| SET TASK |
Only the number is wanted: count the lines that contain "direction".
- - - - -
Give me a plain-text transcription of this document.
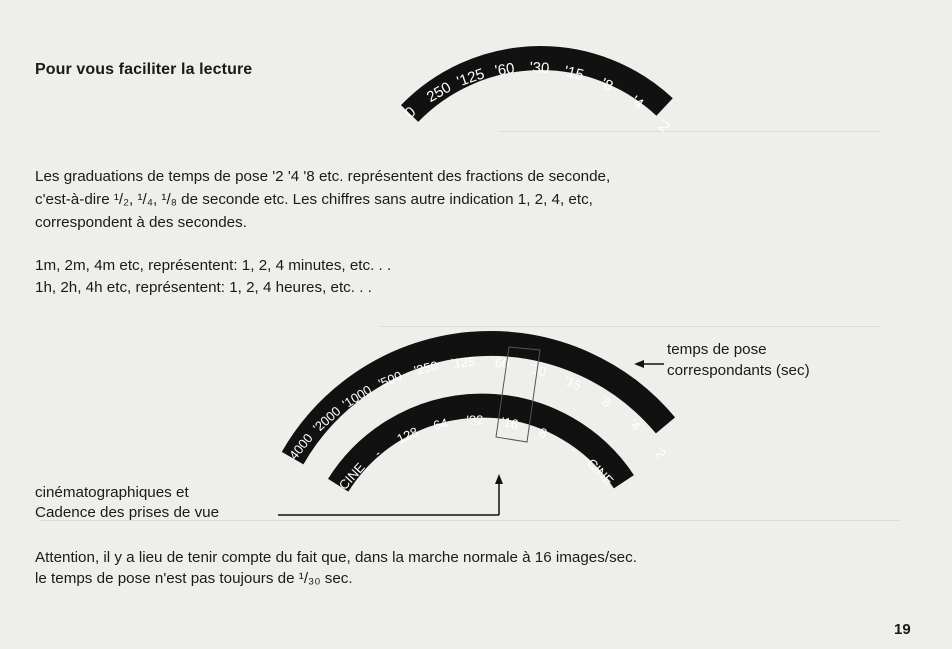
Pour vous faciliter la lecture
0
250
'125 '60 '30 '15
'8
'4
'2
4000
'2000
'1000
'500
'250 '125 '60 '30
'15
'8
'4
'2
CINE
-
128 64 '32 '16
8
-
CINE

Les graduations de temps de pose '2 '4 '8 etc. représentent des fractions de seconde,

c'est-à-dire ¹/₂, ¹/₄, ¹/₈ de seconde etc. Les chiffres sans autre indication 1, 2, 4, etc,

correspondent à des secondes.

1m, 2m, 4m etc, représentent: 1, 2, 4 minutes, etc. . .
1h, 2h, 4h etc, représentent: 1, 2, 4 heures, etc. . .
temps de pose
correspondants (sec)
cinématographiques et
Cadence des prises de vue
Attention, il y a lieu de tenir compte du fait que, dans la marche normale à 16 images/sec.
le temps de pose n'est pas toujours de ¹/₃₀ sec.
19
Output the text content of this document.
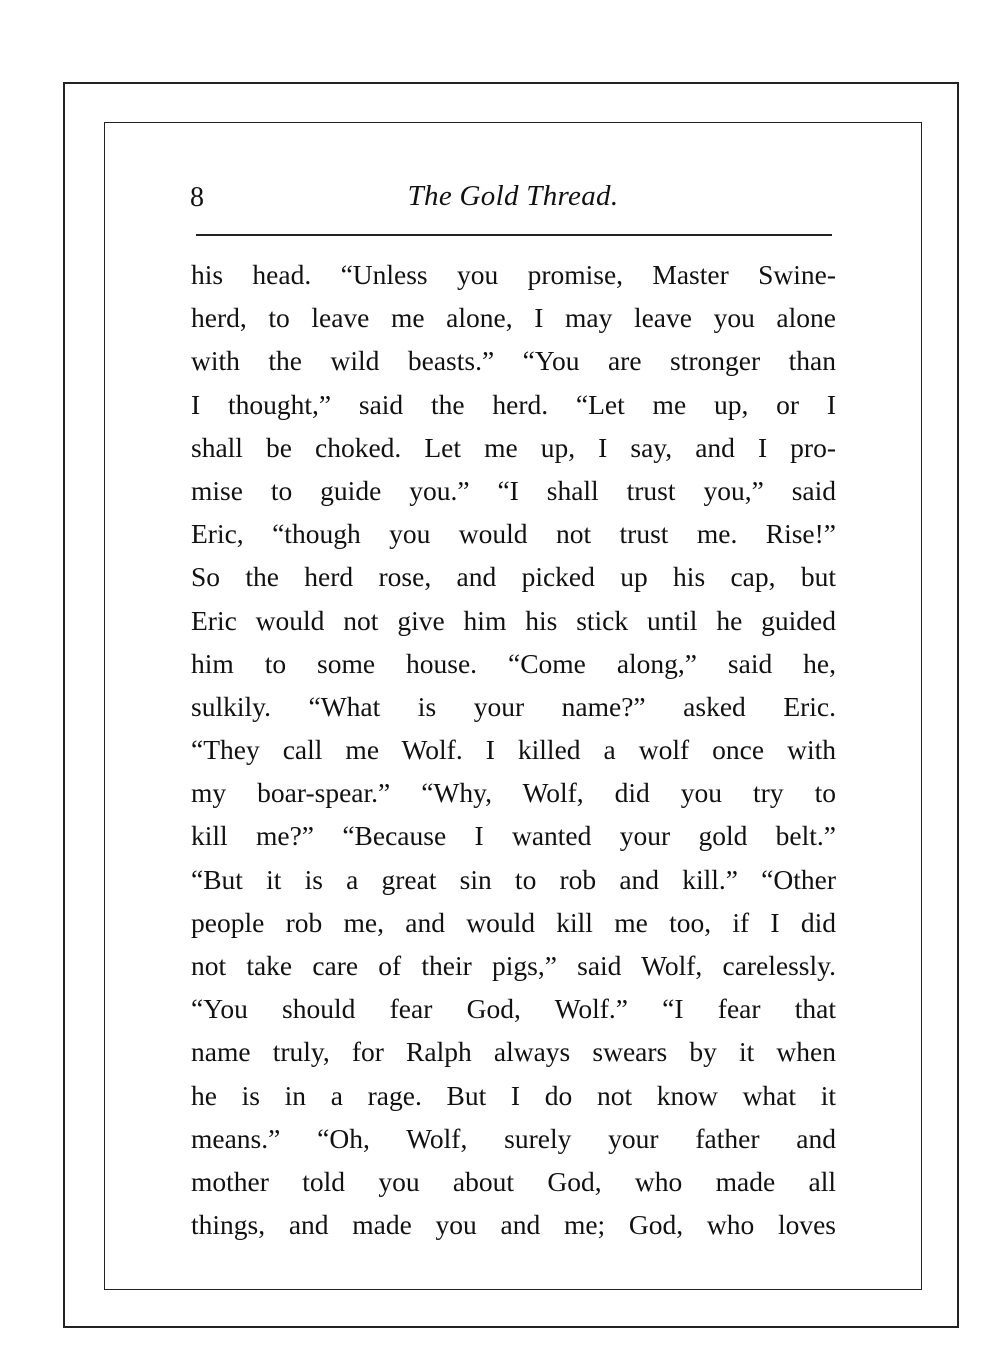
8	The Gold Thread.
his head. “Unless you promise, Master Swine-
herd, to leave me alone, I may leave you alone
with the wild beasts.” “You are stronger than
I thought,” said the herd. “Let me up, or I
shall be choked. Let me up, I say, and I pro-
mise to guide you.” “I shall trust you,” said
Eric, “though you would not trust me. Rise!”
So the herd rose, and picked up his cap, but
Eric would not give him his stick until he guided
him to some house. “Come along,” said he,
sulkily. “What is your name?” asked Eric.
“They call me Wolf. I killed a wolf once with
my boar-spear.” “Why, Wolf, did you try to
kill me?” “Because I wanted your gold belt.”
“But it is a great sin to rob and kill.” “Other
people rob me, and would kill me too, if I did
not take care of their pigs,” said Wolf, carelessly.
“You should fear God, Wolf.” “I fear that
name truly, for Ralph always swears by it when
he is in a rage. But I do not know what it
means.” “Oh, Wolf, surely your father and
mother told you about God, who made all
things, and made you and me; God, who loves
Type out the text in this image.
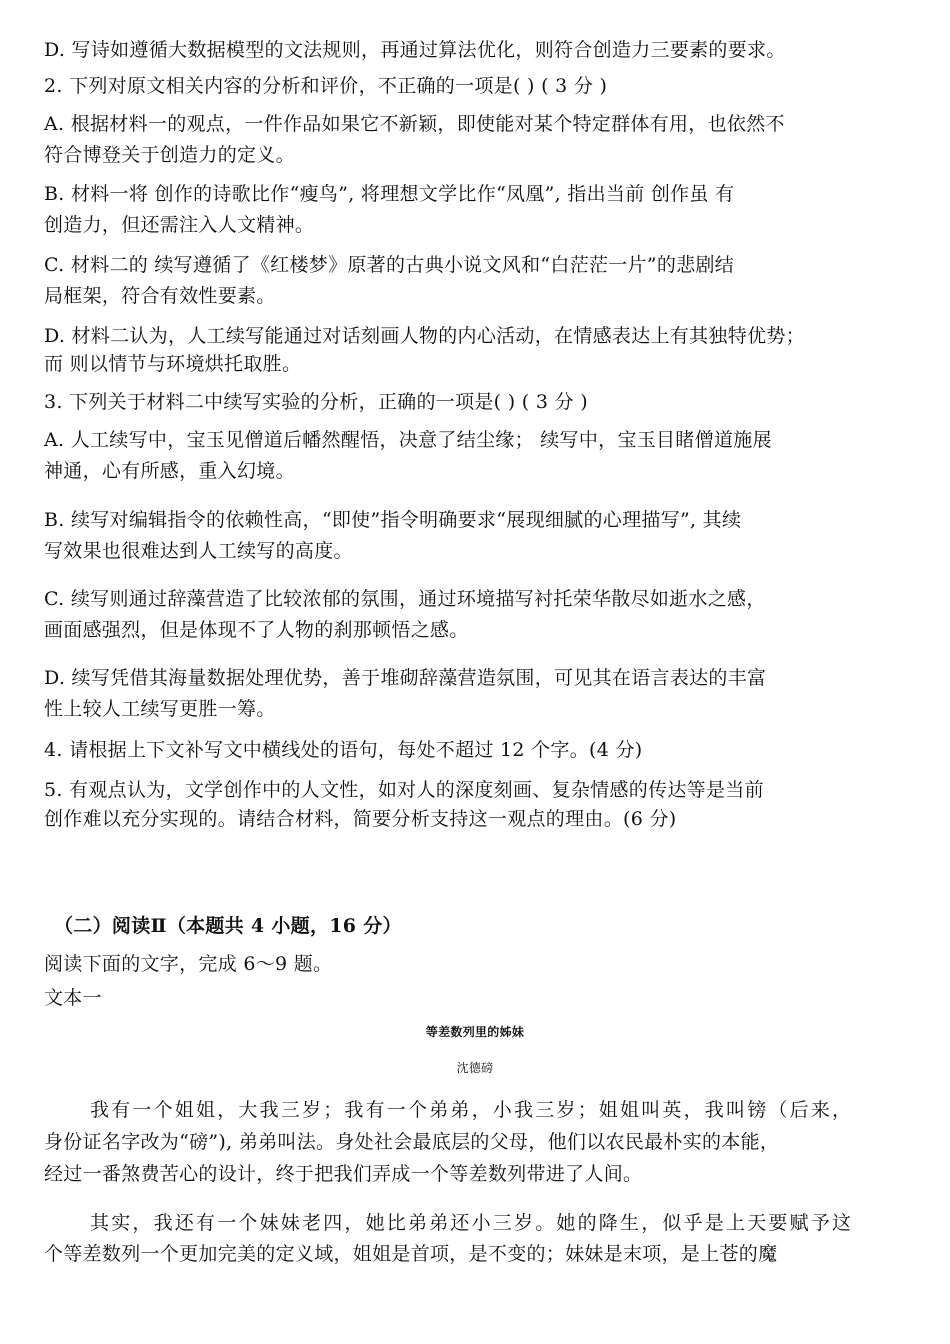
D. 写诗如遵循大数据模型的文法规则，再通过算法优化，则符合创造力三要素的要求。
2. 下列对原文相关内容的分析和评价，不正确的一项是( ) ( 3 分 )
A. 根据材料一的观点，一件作品如果它不新颖，即使能对某个特定群体有用，也依然不
符合博登关于创造力的定义。
B. 材料一将 创作的诗歌比作“瘦鸟”, 将理想文学比作“凤凰”, 指出当前 创作虽 有
创造力，但还需注入人文精神。
C. 材料二的 续写遵循了《红楼梦》原著的古典小说文风和“白茫茫一片”的悲剧结
局框架，符合有效性要素。
D. 材料二认为，人工续写能通过对话刻画人物的内心活动，在情感表达上有其独特优势；
而 则以情节与环境烘托取胜。
3. 下列关于材料二中续写实验的分析，正确的一项是( ) ( 3 分 )
A. 人工续写中，宝玉见僧道后幡然醒悟，决意了结尘缘； 续写中，宝玉目睹僧道施展
神通，心有所感，重入幻境。
B. 续写对编辑指令的依赖性高，“即使”指令明确要求“展现细腻的心理描写”, 其续
写效果也很难达到人工续写的高度。
C. 续写则通过辞藻营造了比较浓郁的氛围，通过环境描写衬托荣华散尽如逝水之感，
画面感强烈，但是体现不了人物的刹那顿悟之感。
D. 续写凭借其海量数据处理优势，善于堆砌辞藻营造氛围，可见其在语言表达的丰富
性上较人工续写更胜一筹。
4. 请根据上下文补写文中横线处的语句，每处不超过 12 个字。(4 分)
5. 有观点认为，文学创作中的人文性，如对人的深度刻画、复杂情感的传达等是当前
创作难以充分实现的。请结合材料，简要分析支持这一观点的理由。(6 分)
（二）阅读Ⅱ（本题共 4 小题，16 分）
阅读下面的文字，完成 6～9 题。
文本一
等差数列里的姊妹
沈德磅
我有一个姐姐，大我三岁；我有一个弟弟，小我三岁；姐姐叫英，我叫镑（后来，
身份证名字改为“磅”), 弟弟叫法。身处社会最底层的父母，他们以农民最朴实的本能，
经过一番煞费苦心的设计，终于把我们弄成一个等差数列带进了人间。
其实，我还有一个妹妹老四，她比弟弟还小三岁。她的降生，似乎是上天要赋予这
个等差数列一个更加完美的定义域，姐姐是首项，是不变的；妹妹是末项，是上苍的魔
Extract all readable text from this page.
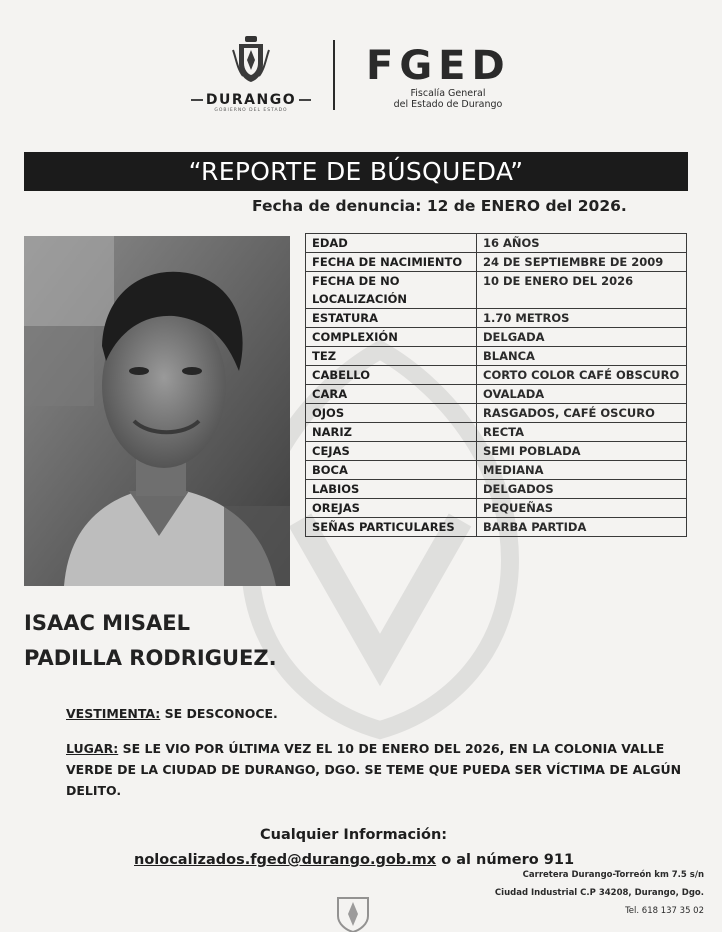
DURANGO
GOBIERNO DEL ESTADO
FGED
Fiscalía General
del Estado de Durango
“REPORTE DE BÚSQUEDA”
Fecha de denuncia: 12 de ENERO del 2026.
EDAD	16 AÑOS
FECHA DE NACIMIENTO	24 DE SEPTIEMBRE DE 2009
FECHA DE NO LOCALIZACIÓN	10 DE ENERO DEL 2026
ESTATURA	1.70 METROS
COMPLEXIÓN	DELGADA
TEZ	BLANCA
CABELLO	CORTO COLOR CAFÉ OBSCURO
CARA	OVALADA
OJOS	RASGADOS, CAFÉ OSCURO
NARIZ	RECTA
CEJAS	SEMI POBLADA
BOCA	MEDIANA
LABIOS	DELGADOS
OREJAS	PEQUEÑAS
SEÑAS PARTICULARES	BARBA PARTIDA
ISAAC MISAEL
PADILLA RODRIGUEZ.
VESTIMENTA: SE DESCONOCE.
LUGAR: SE LE VIO POR ÚLTIMA VEZ EL 10 DE ENERO DEL 2026, EN LA COLONIA VALLE VERDE DE LA CIUDAD DE DURANGO, DGO. SE TEME QUE PUEDA SER VÍCTIMA DE ALGÚN DELITO.
Cualquier Información:
nolocalizados.fged@durango.gob.mx o al número 911
Carretera Durango-Torreón km 7.5 s/n
Ciudad Industrial C.P 34208, Durango, Dgo.
Tel. 618 137 35 02
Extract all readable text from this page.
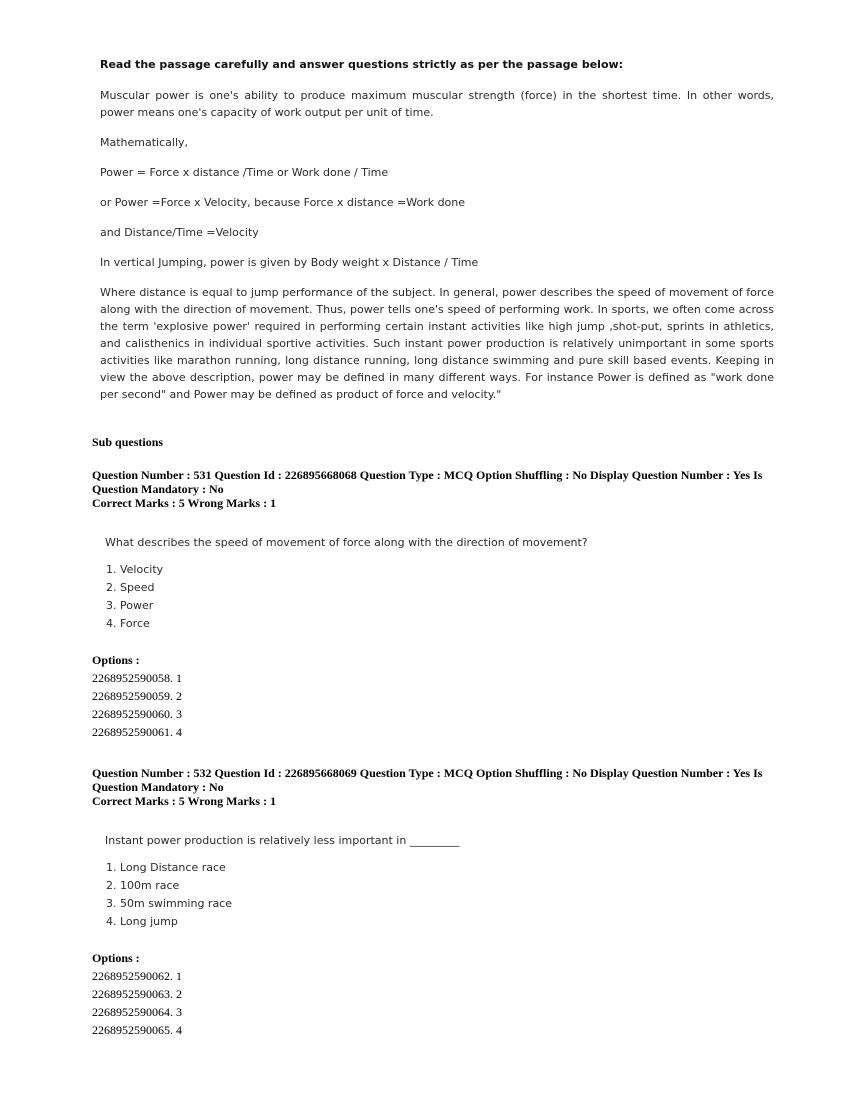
Read the passage carefully and answer questions strictly as per the passage below:

Muscular power is one's ability to produce maximum muscular strength (force) in the shortest time. In other words, power means one's capacity of work output per unit of time.

Mathematically,

Power = Force x distance /Time or Work done / Time

or Power =Force x Velocity, because Force x distance =Work done

and Distance/Time =Velocity

In vertical Jumping, power is given by Body weight x Distance / Time

Where distance is equal to jump performance of the subject. In general, power describes the speed of movement of force along with the direction of movement. Thus, power tells one's speed of performing work. In sports, we often come across the term 'explosive power' required in performing certain instant activities like high jump ,shot-put, sprints in athletics, and calisthenics in individual sportive activities. Such instant power production is relatively unimportant in some sports activities like marathon running, long distance running, long distance swimming and pure skill based events. Keeping in view the above description, power may be defined in many different ways. For instance Power is defined as "work done per second" and Power may be defined as product of force and velocity."

Sub questions
Question Number : 531 Question Id : 226895668068 Question Type : MCQ Option Shuffling : No Display Question Number : Yes Is Question Mandatory : No
Correct Marks : 5 Wrong Marks : 1
What describes the speed of movement of force along with the direction of movement?
1. Velocity
2. Speed
3. Power
4. Force
Options :
2268952590058. 1
2268952590059. 2
2268952590060. 3
2268952590061. 4
Question Number : 532 Question Id : 226895668069 Question Type : MCQ Option Shuffling : No Display Question Number : Yes Is Question Mandatory : No
Correct Marks : 5 Wrong Marks : 1
Instant power production is relatively less important in _________
1. Long Distance race
2. 100m race
3. 50m swimming race
4. Long jump
Options :
2268952590062. 1
2268952590063. 2
2268952590064. 3
2268952590065. 4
- - - - -
| FINISHED EXERCISE |
2